Given request
In the records below, find each line with the word "full" and copy it.

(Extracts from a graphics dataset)
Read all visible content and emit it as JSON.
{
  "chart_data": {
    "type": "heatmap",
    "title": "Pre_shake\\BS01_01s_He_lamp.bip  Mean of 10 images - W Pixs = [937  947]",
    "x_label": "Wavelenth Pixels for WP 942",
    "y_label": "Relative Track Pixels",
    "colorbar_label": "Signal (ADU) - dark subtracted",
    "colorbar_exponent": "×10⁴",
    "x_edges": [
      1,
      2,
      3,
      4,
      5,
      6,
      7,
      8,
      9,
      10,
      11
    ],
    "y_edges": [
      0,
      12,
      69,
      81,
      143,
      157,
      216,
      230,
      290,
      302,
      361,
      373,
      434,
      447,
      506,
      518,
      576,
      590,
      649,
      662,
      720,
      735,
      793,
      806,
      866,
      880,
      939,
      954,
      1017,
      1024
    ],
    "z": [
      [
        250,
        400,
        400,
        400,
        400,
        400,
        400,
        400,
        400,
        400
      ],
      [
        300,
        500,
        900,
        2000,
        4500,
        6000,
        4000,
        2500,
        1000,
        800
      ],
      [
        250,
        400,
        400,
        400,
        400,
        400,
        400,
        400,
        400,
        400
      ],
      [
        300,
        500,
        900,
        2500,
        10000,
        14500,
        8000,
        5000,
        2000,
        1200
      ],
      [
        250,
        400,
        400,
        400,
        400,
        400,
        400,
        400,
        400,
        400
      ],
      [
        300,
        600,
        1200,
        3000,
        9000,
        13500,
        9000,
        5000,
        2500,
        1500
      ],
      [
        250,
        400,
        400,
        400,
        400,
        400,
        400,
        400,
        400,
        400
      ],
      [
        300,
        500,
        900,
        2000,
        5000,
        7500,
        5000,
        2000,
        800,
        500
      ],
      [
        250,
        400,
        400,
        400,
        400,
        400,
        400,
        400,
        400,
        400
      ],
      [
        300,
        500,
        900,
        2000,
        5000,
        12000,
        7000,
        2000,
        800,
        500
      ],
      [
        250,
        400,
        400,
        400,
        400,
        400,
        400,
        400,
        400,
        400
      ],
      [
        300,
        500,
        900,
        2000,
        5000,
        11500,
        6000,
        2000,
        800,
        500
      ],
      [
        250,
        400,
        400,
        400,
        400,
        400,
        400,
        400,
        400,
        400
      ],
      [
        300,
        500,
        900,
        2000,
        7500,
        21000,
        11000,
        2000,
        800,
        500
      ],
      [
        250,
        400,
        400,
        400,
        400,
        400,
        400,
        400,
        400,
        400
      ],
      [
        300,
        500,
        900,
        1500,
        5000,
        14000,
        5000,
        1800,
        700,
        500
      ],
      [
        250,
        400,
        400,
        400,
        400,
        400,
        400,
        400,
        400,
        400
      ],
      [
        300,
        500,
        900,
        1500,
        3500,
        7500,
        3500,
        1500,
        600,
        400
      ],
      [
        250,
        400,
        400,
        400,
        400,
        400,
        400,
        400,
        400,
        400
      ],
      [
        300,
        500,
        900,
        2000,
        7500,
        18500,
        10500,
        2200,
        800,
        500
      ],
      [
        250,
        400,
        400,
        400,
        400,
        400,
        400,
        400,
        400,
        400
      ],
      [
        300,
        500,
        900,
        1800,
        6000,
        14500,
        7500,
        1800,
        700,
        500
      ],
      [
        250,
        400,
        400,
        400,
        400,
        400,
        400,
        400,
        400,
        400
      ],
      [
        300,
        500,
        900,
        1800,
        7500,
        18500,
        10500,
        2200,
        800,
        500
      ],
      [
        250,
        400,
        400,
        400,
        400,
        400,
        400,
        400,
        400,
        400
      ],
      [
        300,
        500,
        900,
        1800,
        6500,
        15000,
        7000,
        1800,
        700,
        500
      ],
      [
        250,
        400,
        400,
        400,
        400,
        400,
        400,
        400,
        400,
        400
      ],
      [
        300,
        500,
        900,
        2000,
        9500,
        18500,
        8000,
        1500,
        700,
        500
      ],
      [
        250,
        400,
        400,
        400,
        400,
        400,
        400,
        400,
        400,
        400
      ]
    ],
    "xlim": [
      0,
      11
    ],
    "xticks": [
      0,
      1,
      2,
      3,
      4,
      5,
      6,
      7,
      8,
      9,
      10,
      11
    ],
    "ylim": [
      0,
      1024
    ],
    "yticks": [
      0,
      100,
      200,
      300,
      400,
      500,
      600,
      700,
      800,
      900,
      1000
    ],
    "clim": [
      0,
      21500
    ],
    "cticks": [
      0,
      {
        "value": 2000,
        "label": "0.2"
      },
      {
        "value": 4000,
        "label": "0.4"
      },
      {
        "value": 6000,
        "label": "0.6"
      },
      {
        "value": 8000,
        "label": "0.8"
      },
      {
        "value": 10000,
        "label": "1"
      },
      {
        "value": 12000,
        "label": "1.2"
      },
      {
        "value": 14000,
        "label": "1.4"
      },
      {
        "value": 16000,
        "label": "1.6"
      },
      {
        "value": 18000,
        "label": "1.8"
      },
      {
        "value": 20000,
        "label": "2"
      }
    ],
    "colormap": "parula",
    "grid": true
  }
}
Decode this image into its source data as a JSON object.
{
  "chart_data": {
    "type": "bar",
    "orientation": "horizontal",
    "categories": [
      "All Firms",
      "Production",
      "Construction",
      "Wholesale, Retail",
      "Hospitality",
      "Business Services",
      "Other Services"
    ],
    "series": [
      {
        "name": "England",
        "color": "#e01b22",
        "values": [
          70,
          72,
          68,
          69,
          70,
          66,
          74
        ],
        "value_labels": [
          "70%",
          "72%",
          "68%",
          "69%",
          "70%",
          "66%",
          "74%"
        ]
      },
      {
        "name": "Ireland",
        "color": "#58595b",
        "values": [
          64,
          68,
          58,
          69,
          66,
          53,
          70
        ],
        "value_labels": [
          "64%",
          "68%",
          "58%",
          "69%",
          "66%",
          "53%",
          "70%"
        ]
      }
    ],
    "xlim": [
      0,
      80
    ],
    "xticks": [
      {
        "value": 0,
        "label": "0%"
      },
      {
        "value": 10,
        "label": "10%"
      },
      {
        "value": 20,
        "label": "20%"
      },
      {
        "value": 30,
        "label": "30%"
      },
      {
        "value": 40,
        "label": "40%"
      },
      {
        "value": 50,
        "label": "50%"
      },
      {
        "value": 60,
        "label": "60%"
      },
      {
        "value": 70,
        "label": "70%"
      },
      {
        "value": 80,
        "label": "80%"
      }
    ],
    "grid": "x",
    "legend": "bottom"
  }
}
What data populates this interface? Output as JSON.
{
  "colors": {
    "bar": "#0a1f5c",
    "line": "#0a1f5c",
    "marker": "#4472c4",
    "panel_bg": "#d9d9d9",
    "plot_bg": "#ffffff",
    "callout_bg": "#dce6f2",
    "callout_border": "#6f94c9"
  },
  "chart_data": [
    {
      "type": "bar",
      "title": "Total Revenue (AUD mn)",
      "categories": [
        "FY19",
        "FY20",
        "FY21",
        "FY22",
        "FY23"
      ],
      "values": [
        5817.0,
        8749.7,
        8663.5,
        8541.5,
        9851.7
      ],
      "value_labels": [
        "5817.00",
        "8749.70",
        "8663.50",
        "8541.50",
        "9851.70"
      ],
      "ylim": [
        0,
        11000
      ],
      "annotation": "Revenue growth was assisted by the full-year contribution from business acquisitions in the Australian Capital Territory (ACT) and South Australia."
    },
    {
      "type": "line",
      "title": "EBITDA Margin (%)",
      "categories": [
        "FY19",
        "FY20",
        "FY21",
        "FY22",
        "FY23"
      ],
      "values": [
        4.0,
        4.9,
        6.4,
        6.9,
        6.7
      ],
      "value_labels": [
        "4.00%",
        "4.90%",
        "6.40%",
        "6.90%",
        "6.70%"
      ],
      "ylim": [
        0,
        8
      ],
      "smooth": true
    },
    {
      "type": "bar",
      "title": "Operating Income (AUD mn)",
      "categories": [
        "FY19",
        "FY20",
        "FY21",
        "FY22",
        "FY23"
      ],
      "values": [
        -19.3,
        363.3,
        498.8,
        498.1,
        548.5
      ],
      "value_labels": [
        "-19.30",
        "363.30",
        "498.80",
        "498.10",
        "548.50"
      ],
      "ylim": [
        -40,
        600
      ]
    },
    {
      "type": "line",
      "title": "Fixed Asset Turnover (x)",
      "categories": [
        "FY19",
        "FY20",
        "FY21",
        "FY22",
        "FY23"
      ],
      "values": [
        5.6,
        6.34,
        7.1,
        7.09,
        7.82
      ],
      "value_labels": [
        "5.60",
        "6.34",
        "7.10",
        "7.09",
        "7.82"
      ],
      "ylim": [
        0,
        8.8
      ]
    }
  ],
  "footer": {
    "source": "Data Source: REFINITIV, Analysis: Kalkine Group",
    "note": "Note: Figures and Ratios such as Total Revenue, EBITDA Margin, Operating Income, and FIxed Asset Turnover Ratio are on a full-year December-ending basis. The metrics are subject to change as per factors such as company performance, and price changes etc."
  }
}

Finished task
      "annotation": "Revenue growth was assisted by the full-year contribution from business acquisitions in the Australian Capital Territory (ACT) and South Australia."
    "note": "Note: Figures and Ratios such as Total Revenue, EBITDA Margin, Operating Income, and FIxed Asset Turnover Ratio are on a full-year December-ending basis. The metrics are subject to change as per factors such as company performance, and price changes etc."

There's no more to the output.